**What the task requires:**
Repeat the data below word for word, from its first line through the line containing "- data-label: 1.6%: [625, 162, 654, 176]", with both ends included.

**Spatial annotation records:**
---------------

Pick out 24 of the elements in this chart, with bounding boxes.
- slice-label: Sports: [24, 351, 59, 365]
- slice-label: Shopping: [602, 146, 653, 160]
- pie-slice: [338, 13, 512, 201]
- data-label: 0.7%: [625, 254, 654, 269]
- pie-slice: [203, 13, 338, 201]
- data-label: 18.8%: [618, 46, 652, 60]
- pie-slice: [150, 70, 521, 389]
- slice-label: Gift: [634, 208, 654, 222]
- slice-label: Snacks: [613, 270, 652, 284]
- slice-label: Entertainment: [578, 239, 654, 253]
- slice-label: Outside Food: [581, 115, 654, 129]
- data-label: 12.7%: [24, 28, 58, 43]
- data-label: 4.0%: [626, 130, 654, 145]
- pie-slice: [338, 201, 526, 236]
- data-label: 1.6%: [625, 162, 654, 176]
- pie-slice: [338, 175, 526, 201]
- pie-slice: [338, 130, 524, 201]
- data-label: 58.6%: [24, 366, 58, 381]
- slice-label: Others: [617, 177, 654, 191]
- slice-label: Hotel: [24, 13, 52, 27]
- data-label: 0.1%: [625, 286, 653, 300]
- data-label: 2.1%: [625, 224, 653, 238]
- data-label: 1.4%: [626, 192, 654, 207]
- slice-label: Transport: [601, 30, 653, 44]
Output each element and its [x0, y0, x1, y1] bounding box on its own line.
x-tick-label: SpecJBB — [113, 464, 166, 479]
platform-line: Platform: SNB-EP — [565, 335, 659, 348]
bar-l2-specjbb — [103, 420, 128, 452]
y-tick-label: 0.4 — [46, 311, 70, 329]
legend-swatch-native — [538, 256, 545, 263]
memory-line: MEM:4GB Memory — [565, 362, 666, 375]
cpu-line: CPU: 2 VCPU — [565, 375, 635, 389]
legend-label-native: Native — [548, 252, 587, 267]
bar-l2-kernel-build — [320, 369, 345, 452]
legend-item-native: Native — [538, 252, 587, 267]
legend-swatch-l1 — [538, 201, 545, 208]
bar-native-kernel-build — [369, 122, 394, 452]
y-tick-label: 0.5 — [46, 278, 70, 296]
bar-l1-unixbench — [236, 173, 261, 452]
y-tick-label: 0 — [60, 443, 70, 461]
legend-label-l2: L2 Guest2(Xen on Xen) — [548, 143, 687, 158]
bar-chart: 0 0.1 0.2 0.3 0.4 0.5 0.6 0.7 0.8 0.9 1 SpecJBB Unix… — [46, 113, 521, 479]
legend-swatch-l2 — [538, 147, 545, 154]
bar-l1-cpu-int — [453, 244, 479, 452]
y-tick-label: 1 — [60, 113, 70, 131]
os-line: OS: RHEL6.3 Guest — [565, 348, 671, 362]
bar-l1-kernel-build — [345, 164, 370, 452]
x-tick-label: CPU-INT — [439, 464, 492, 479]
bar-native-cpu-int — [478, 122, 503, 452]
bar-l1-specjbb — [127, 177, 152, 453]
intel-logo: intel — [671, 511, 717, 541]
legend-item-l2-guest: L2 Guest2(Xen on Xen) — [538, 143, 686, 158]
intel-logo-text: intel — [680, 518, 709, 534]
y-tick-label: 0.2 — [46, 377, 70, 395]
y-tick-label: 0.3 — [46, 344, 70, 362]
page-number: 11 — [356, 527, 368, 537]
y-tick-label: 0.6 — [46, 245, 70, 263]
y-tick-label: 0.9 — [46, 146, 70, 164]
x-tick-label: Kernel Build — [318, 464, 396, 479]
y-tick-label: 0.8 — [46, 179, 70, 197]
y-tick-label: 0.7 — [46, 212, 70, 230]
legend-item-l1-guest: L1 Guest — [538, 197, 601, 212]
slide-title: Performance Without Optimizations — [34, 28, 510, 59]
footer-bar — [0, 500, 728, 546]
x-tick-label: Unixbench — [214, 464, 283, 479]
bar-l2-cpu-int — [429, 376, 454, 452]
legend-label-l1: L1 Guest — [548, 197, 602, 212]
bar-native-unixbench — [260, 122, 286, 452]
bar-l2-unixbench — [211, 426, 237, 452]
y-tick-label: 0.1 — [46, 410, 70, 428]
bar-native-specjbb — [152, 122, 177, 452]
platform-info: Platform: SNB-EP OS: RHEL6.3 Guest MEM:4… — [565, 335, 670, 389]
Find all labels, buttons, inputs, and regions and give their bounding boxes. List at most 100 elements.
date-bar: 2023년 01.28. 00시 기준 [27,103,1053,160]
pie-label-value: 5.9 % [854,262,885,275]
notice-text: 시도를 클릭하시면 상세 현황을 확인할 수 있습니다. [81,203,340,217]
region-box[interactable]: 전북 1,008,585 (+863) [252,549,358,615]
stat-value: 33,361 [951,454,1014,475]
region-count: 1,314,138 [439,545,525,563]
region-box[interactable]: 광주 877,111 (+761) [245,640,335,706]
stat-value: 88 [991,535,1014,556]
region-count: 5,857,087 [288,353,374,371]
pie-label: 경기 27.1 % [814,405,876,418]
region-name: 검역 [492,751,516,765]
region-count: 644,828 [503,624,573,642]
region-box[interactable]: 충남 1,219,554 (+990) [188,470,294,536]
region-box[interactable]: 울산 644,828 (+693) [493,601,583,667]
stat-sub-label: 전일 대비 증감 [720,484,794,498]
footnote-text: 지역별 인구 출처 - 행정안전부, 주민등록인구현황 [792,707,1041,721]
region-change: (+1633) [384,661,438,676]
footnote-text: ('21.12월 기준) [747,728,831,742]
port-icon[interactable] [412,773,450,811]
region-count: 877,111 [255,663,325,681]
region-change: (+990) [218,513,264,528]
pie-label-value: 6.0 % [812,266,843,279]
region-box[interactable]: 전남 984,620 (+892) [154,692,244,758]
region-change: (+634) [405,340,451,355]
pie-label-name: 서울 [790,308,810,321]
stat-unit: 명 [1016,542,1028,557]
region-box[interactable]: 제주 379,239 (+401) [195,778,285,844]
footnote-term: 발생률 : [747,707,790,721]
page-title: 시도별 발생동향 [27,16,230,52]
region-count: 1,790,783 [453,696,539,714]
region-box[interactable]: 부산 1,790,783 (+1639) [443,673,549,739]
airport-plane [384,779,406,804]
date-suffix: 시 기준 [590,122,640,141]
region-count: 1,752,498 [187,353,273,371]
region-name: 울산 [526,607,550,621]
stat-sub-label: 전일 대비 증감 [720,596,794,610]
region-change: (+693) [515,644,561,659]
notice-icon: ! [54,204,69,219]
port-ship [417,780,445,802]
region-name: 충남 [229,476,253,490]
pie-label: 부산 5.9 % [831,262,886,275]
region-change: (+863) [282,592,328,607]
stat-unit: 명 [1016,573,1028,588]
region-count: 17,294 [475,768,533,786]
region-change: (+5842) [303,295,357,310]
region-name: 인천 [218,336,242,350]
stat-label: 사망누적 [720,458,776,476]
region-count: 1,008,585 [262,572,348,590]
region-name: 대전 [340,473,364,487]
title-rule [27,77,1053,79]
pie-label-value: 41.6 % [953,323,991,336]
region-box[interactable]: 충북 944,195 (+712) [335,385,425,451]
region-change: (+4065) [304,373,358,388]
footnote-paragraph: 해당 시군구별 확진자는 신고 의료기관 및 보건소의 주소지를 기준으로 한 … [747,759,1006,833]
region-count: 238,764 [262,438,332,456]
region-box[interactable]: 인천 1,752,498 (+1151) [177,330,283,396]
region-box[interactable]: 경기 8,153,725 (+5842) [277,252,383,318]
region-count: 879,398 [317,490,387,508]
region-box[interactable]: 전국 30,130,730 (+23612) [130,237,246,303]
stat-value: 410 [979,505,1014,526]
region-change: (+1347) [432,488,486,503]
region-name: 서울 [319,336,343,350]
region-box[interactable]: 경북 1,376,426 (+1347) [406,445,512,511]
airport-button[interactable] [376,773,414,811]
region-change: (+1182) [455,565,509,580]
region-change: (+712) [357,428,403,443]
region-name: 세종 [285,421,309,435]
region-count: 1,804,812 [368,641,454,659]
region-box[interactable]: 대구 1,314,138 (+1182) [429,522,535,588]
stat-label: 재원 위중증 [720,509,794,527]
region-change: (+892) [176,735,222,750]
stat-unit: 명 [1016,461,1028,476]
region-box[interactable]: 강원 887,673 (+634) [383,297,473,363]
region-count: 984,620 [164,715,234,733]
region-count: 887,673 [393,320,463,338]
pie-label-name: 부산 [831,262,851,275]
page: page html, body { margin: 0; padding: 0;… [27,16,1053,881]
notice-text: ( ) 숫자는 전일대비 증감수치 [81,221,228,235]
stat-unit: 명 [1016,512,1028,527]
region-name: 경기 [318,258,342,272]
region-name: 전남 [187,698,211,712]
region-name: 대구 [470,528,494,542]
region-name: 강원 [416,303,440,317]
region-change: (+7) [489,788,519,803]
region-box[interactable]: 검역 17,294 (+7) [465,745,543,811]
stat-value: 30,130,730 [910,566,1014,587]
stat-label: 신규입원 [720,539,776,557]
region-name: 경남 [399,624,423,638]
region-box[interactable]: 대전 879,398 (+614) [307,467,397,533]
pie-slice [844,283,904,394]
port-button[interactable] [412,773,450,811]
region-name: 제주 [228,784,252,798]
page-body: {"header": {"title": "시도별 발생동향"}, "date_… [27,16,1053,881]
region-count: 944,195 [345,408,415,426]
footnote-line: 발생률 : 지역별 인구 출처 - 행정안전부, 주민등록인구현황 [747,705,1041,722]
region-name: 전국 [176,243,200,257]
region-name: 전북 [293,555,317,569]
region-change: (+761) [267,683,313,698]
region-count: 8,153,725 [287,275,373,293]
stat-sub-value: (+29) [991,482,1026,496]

---------------

**Written response:**
Pick out 24 of the elements in this chart, with bounding boxes.
- slice-label: Sports: [24, 351, 59, 365]
- slice-label: Shopping: [602, 146, 653, 160]
- pie-slice: [338, 13, 512, 201]
- data-label: 0.7%: [625, 254, 654, 269]
- pie-slice: [203, 13, 338, 201]
- data-label: 18.8%: [618, 46, 652, 60]
- pie-slice: [150, 70, 521, 389]
- slice-label: Gift: [634, 208, 654, 222]
- slice-label: Snacks: [613, 270, 652, 284]
- slice-label: Entertainment: [578, 239, 654, 253]
- slice-label: Outside Food: [581, 115, 654, 129]
- data-label: 12.7%: [24, 28, 58, 43]
- data-label: 4.0%: [626, 130, 654, 145]
- pie-slice: [338, 201, 526, 236]
- data-label: 1.6%: [625, 162, 654, 176]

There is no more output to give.